-- WHAT YOU SHOULD DO --
Reply with only the number of lines that contain the string "name".

───── SOURCE MATERIAL

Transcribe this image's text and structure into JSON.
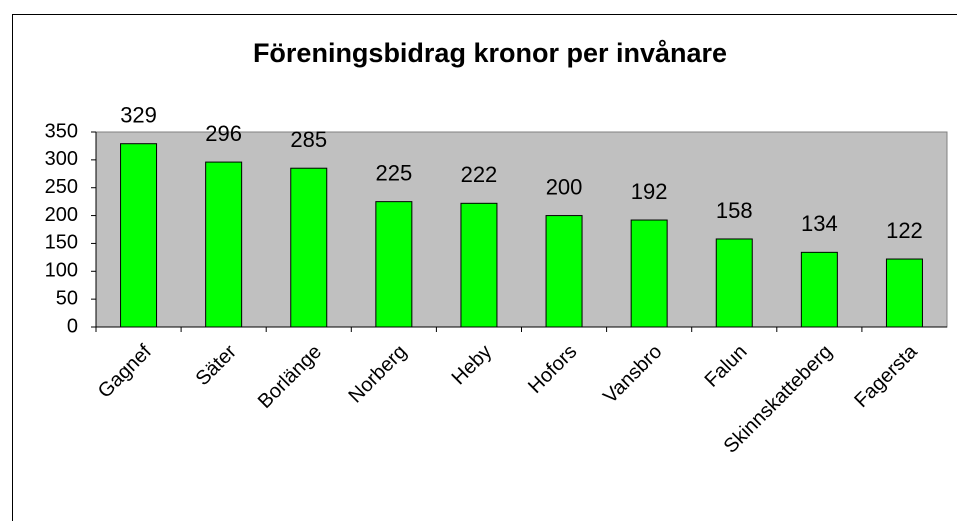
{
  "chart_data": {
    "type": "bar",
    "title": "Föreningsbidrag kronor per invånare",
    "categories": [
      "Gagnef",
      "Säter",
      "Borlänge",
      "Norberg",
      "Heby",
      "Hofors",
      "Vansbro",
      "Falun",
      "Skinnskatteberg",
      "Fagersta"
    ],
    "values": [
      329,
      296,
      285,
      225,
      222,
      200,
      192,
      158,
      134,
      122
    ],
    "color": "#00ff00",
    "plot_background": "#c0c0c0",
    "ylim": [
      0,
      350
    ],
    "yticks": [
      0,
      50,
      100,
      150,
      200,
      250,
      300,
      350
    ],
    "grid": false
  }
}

──────────
───── SOURCE MATERIAL

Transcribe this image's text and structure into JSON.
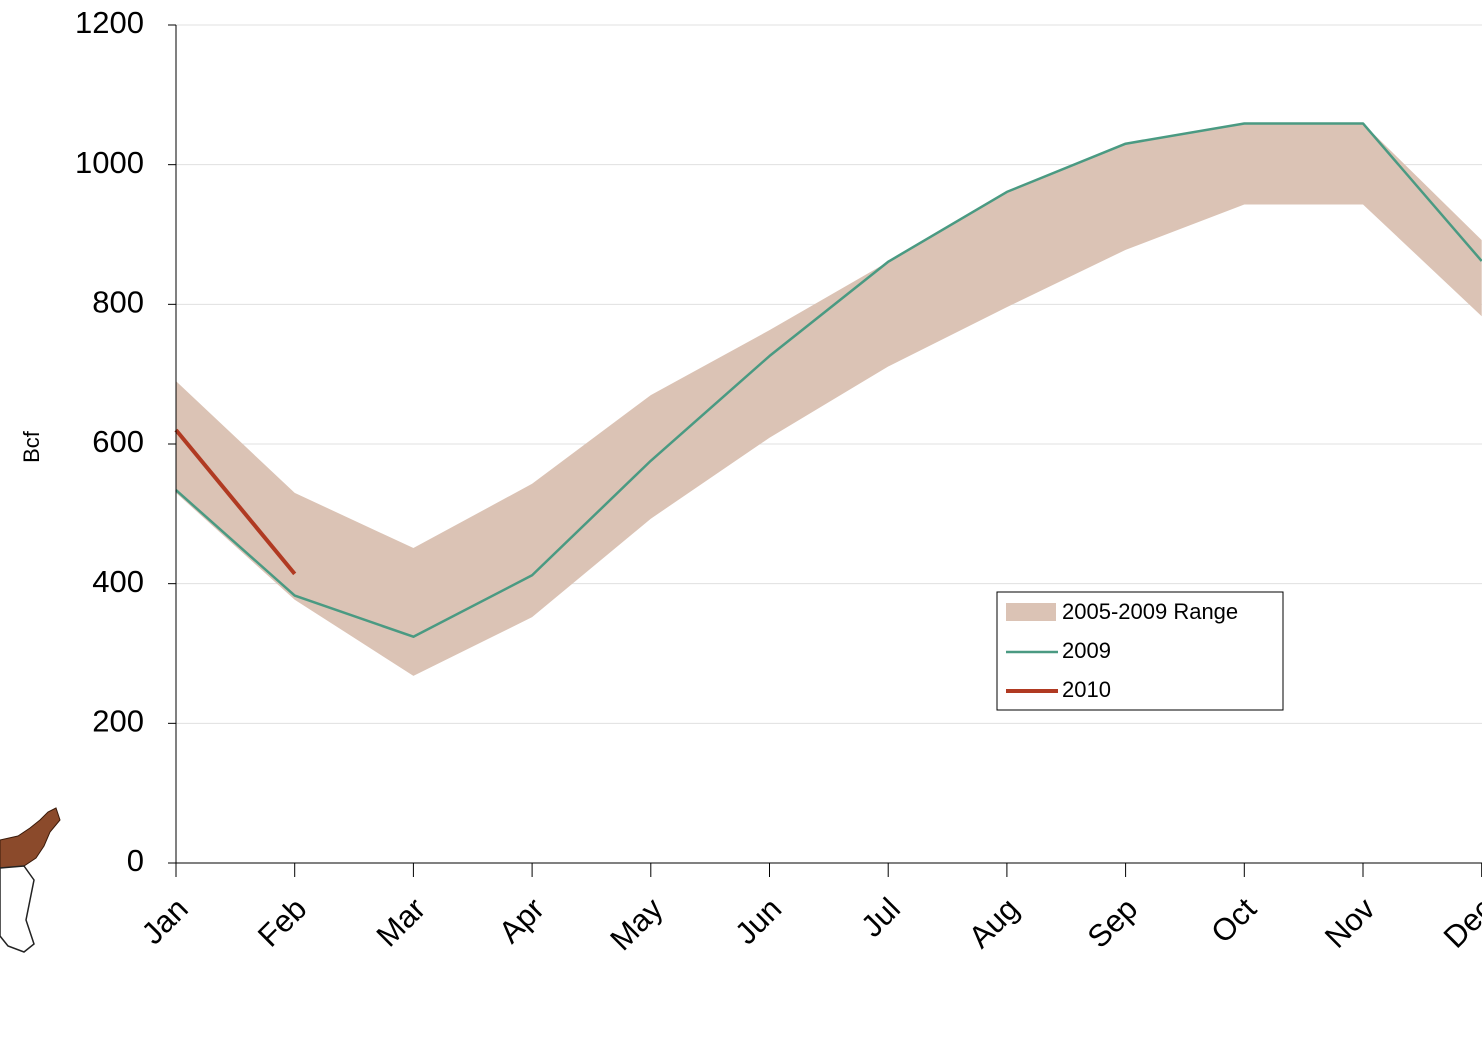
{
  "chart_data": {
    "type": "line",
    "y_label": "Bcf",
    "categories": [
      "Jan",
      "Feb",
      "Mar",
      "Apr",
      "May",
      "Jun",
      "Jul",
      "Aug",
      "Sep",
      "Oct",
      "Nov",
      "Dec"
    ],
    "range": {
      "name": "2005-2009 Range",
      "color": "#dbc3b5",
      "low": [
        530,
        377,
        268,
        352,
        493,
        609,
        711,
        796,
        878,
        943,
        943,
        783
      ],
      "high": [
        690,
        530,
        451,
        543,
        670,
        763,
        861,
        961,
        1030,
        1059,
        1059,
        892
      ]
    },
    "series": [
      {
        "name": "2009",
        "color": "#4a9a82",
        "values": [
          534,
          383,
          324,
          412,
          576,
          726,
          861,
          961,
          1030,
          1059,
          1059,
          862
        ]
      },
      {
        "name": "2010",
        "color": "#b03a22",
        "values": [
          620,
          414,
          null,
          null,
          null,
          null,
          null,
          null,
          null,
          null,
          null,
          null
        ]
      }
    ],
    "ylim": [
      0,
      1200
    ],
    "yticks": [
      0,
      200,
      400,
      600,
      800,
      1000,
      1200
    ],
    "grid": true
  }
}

──────────

-- THE COMPLETED TASK --
3